▸ **Problem**:
Answer these from the article on using Airbyte with SingleStoreDB:
(a) In what decade did ETL become popular for data warehouses?
(b) To which system is the data sent with a destination connector?
(c) What Workspace Name is chosen?

▸ **Passage provided**:
-=-=-=-=-
Abstract
During the 1970s, the three-step process to Extract, Transform, and Load (ETL) became popular when working with data warehouses. As processing power has significantly improved and cloud-based systems have become more powerful and cost-effective, Extract, Load and Transform (ELT) has become possible. This article will demonstrate using SingleStoreDB with one popular open-source ELT tool, Airbyte.
Introduction
Airbyte provides source and destination connectors that enable the construction of pipelines between different systems. In this article, we'll use one of Airbyte's source connectors with SingleStoreDB Cloud and send the data to Apache Pulsar using a destination connector.
Create a SingleStoreDB Cloud account
A previous article showed the steps required to create a free SingleStoreDB Cloud account. We'll use Airbyte Demo Group as our Workspace Group Name and airbyte-demo as our Workspace Name. We'll make a note of our password and host name.
-=-=-=-=-
▸ **Listed entries**:
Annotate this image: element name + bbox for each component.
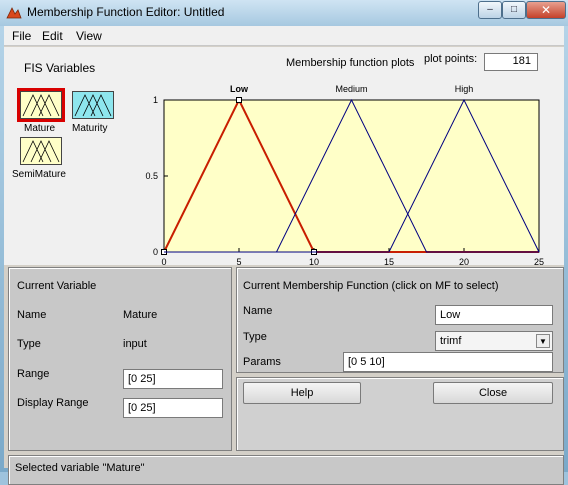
x-tick-label: 20 <box>459 257 469 265</box>
status-bar: Selected variable "Mature" <box>8 455 564 485</box>
range-label: Range <box>17 368 50 380</box>
menu-edit[interactable]: Edit <box>42 29 63 43</box>
mf-triangles-icon <box>22 140 60 163</box>
mf-triangles-icon <box>22 94 60 117</box>
y-tick-label: 0 <box>153 247 158 257</box>
mf-vertex-handle <box>236 97 242 103</box>
current-mf-title: Current Membership Function (click on MF… <box>243 280 499 292</box>
current-mf-panel: Current Membership Function (click on MF… <box>236 267 564 373</box>
variable-type-value: input <box>123 338 147 350</box>
display-range-input[interactable]: [0 25] <box>123 398 223 418</box>
matlab-app-icon <box>6 7 22 19</box>
plot-points-input[interactable]: 181 <box>484 53 538 71</box>
dropdown-arrow-icon[interactable]: ▼ <box>536 334 550 348</box>
mf-name-input[interactable]: Low <box>435 305 553 325</box>
status-text: Selected variable "Mature" <box>15 462 145 474</box>
mf-label-high: High <box>455 84 474 94</box>
close-button[interactable]: Close <box>433 382 553 404</box>
fis-variable-mature[interactable] <box>17 88 65 122</box>
plot-points-label: plot points: <box>424 53 478 65</box>
x-tick-label: 15 <box>384 257 394 265</box>
x-tick-label: 5 <box>236 257 241 265</box>
mf-label-medium: Medium <box>335 84 367 94</box>
plot-canvas: 051015202500.51input variable "Mature"Lo… <box>145 84 544 265</box>
window-title: Membership Function Editor: Untitled <box>27 5 225 19</box>
variable-name-value: Mature <box>123 309 158 321</box>
fis-variable-semimature[interactable] <box>20 137 62 165</box>
mf-params-input[interactable]: [0 5 10] <box>343 352 553 372</box>
mf-type-label: Type <box>243 331 267 343</box>
menu-file[interactable]: File <box>12 29 31 43</box>
fis-variable-semimature-label: SemiMature <box>12 169 66 180</box>
close-window-button[interactable]: ✕ <box>526 1 566 19</box>
display-range-label: Display Range <box>17 397 89 409</box>
fis-variable-mature-label: Mature <box>24 123 56 134</box>
plot-area <box>163 99 540 253</box>
range-input[interactable]: [0 25] <box>123 369 223 389</box>
mf-label-low: Low <box>230 84 249 94</box>
title-bar[interactable]: Membership Function Editor: Untitled – □… <box>0 0 568 26</box>
fis-variable-maturity-label: Maturity <box>72 123 108 134</box>
application-window: Membership Function Editor: Untitled – □… <box>0 0 568 485</box>
current-variable-panel: Current Variable Name Mature Type input … <box>8 267 232 451</box>
x-tick-label: 0 <box>161 257 166 265</box>
fis-variables-title: FIS Variables <box>24 61 96 75</box>
maximize-button[interactable]: □ <box>502 1 526 19</box>
plot-title: Membership function plots <box>286 57 415 69</box>
menu-bar: File Edit View <box>4 26 564 46</box>
minimize-button[interactable]: – <box>478 1 502 19</box>
variable-name-label: Name <box>17 309 47 321</box>
mf-triangles-icon <box>74 94 112 117</box>
variable-type-label: Type <box>17 338 41 350</box>
button-panel: Help Close <box>236 377 564 451</box>
mf-type-select[interactable]: trimf ▼ <box>435 331 553 351</box>
x-tick-label: 10 <box>309 257 319 265</box>
mf-name-label: Name <box>243 305 273 317</box>
y-tick-label: 1 <box>153 95 158 105</box>
upper-section: 051015202500.51input variable "Mature"Lo… <box>4 47 564 265</box>
menu-view[interactable]: View <box>76 29 102 43</box>
current-variable-title: Current Variable <box>17 280 97 292</box>
y-tick-label: 0.5 <box>145 171 158 181</box>
client-area: File Edit View 051015202500.51input vari… <box>4 26 564 485</box>
fis-variable-maturity[interactable] <box>72 91 114 119</box>
help-button[interactable]: Help <box>243 382 361 404</box>
mf-type-value: trimf <box>440 335 462 347</box>
mf-params-label: Params <box>243 356 281 368</box>
lower-section: Current Variable Name Mature Type input … <box>8 267 564 485</box>
x-tick-label: 25 <box>534 257 544 265</box>
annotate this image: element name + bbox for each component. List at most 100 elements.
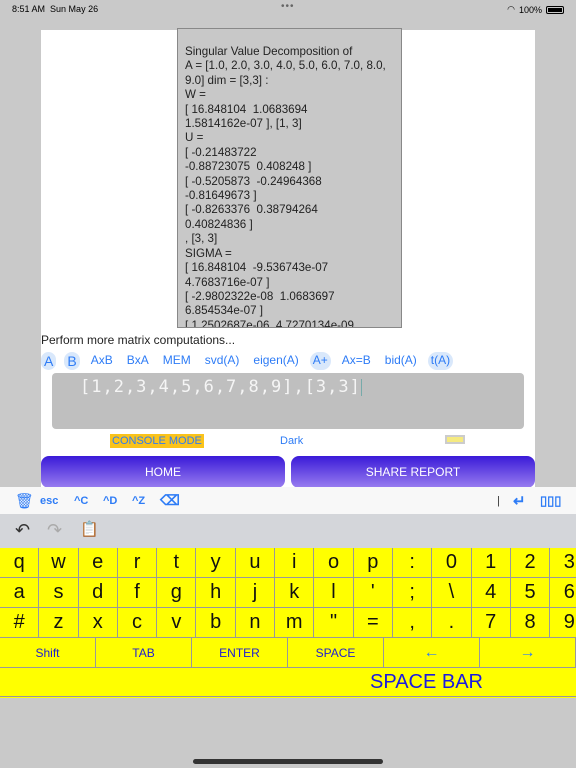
key[interactable]: j <box>235 578 276 608</box>
key[interactable]: : <box>392 548 433 578</box>
ctrl-z-button[interactable]: ^Z <box>132 495 145 507</box>
function-key[interactable]: SPACE <box>288 638 384 668</box>
key[interactable]: 8 <box>510 608 551 638</box>
key[interactable]: = <box>353 608 393 638</box>
chip-eigen-a-[interactable]: eigen(A) <box>250 352 301 370</box>
key[interactable]: " <box>314 608 354 638</box>
key[interactable]: l <box>314 578 354 608</box>
key[interactable]: x <box>78 608 118 638</box>
chip-bxa[interactable]: BxA <box>124 352 152 370</box>
toggle-switch[interactable] <box>445 435 465 444</box>
columns-icon[interactable]: ▯▯▯ <box>540 493 561 509</box>
key[interactable]: r <box>117 548 158 578</box>
key[interactable]: ; <box>392 578 433 608</box>
key[interactable]: h <box>196 578 236 608</box>
matrix-input[interactable]: [1,2,3,4,5,6,7,8,9],[3,3] <box>52 373 524 429</box>
key[interactable]: n <box>235 608 276 638</box>
key[interactable]: c <box>117 608 158 638</box>
output-console[interactable]: Singular Value Decomposition of A = [1.0… <box>177 28 402 328</box>
keyboard-toolbar: ↶ ↷ 📋 <box>0 514 576 548</box>
key[interactable]: 9 <box>550 608 576 638</box>
function-key-row: Shift TAB ENTER SPACE ← → <box>0 638 576 668</box>
key[interactable]: q <box>0 548 40 578</box>
esc-button[interactable]: esc <box>40 495 58 507</box>
key[interactable]: m <box>275 608 315 638</box>
paste-icon[interactable]: 📋 <box>80 520 99 538</box>
custom-keyboard: qwertyuiop:0123 a s d f g h j k l '; \ 4 5 6 # z x c v b n m… <box>0 548 576 698</box>
key[interactable]: y <box>196 548 236 578</box>
key[interactable]: 6 <box>550 578 576 608</box>
prompt-label: Perform more matrix computations... <box>41 333 236 347</box>
function-key[interactable]: ENTER <box>192 638 288 668</box>
main-card: Singular Value Decomposition of A = [1.0… <box>41 28 535 490</box>
ctrl-c-button[interactable]: ^C <box>74 495 88 507</box>
key-row: # z x c v b n m " =,. 7 8 9 <box>0 608 576 638</box>
key[interactable]: 0 <box>432 548 472 578</box>
console-mode-button[interactable]: CONSOLE MODE <box>110 434 204 448</box>
chip-a-[interactable]: A+ <box>309 352 331 370</box>
chip-axb[interactable]: AxB <box>88 352 116 370</box>
cursor-icon: | <box>497 494 500 507</box>
key[interactable]: b <box>196 608 236 638</box>
key[interactable]: 1 <box>471 548 511 578</box>
function-key[interactable]: Shift <box>0 638 96 668</box>
key[interactable]: i <box>275 548 315 578</box>
undo-icon[interactable]: ↶ <box>15 520 30 541</box>
key[interactable]: a <box>0 578 40 608</box>
backspace-icon[interactable]: ⌫ <box>160 492 180 509</box>
key[interactable]: p <box>353 548 393 578</box>
function-key[interactable]: TAB <box>96 638 192 668</box>
key[interactable]: z <box>39 608 79 638</box>
key[interactable]: 2 <box>510 548 551 578</box>
status-time: 8:51 AM Sun May 26 <box>12 4 99 14</box>
key[interactable]: , <box>392 608 433 638</box>
key[interactable]: 5 <box>510 578 551 608</box>
key[interactable]: 3 <box>550 548 576 578</box>
key[interactable]: g <box>157 578 197 608</box>
chip-svd-a-[interactable]: svd(A) <box>202 352 243 370</box>
key[interactable]: . <box>432 608 472 638</box>
redo-icon[interactable]: ↷ <box>47 520 62 541</box>
dark-mode-button[interactable]: Dark <box>280 435 303 447</box>
key[interactable]: ' <box>353 578 393 608</box>
key[interactable]: 4 <box>471 578 511 608</box>
key[interactable]: w <box>39 548 79 578</box>
key[interactable]: e <box>78 548 118 578</box>
status-right: ◠ 100% <box>507 4 564 15</box>
multitasking-dots-icon[interactable]: ••• <box>281 1 295 12</box>
text-caret <box>360 378 362 396</box>
key[interactable]: v <box>157 608 197 638</box>
space-bar-key[interactable]: SPACE BAR <box>0 668 576 697</box>
key-row: qwertyuiop:0123 <box>0 548 576 578</box>
chip-t-a-[interactable]: t(A) <box>427 352 454 370</box>
return-icon[interactable]: ↵ <box>513 492 526 510</box>
key[interactable]: u <box>235 548 276 578</box>
chip-mem[interactable]: MEM <box>160 352 194 370</box>
key[interactable]: \ <box>432 578 472 608</box>
key[interactable]: o <box>314 548 354 578</box>
battery-percent: 100% <box>518 4 542 15</box>
trash-icon[interactable]: 🗑 <box>15 492 34 510</box>
key[interactable]: 7 <box>471 608 511 638</box>
home-indicator[interactable] <box>193 759 383 764</box>
key[interactable]: k <box>275 578 315 608</box>
key[interactable]: t <box>157 548 197 578</box>
key[interactable]: d <box>78 578 118 608</box>
share-report-button[interactable]: SHARE REPORT <box>291 456 535 488</box>
function-key[interactable]: → <box>480 638 576 668</box>
operation-chips: A B AxB BxA MEM svd(A) eigen(A) A+ Ax=B bid(A) t(A… <box>41 352 461 370</box>
key-row: a s d f g h j k l '; \ 4 5 6 <box>0 578 576 608</box>
ctrl-d-button[interactable]: ^D <box>103 495 117 507</box>
status-bar: 8:51 AM Sun May 26 ••• ◠ 100% <box>0 0 576 18</box>
key[interactable]: f <box>117 578 158 608</box>
keyboard-accessory-bar: 🗑 esc ^C ^D ^Z ⌫ | ↵ ▯▯▯ <box>0 487 576 514</box>
home-button[interactable]: HOME <box>41 456 285 488</box>
function-key[interactable]: ← <box>384 638 480 668</box>
key[interactable]: # <box>0 608 40 638</box>
key[interactable]: s <box>39 578 79 608</box>
chip-b[interactable]: B <box>64 352 80 370</box>
chip-a[interactable]: A <box>41 352 57 370</box>
wifi-icon: ◠ <box>507 4 515 14</box>
chip-bid-a-[interactable]: bid(A) <box>382 352 420 370</box>
chip-ax-b[interactable]: Ax=B <box>339 352 374 370</box>
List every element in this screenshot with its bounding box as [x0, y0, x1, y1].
-=-=-=-=-
▸ **Written reply**:
(a) The 1970s.
(b) Apache Pulsar.
(c) airbyte-demo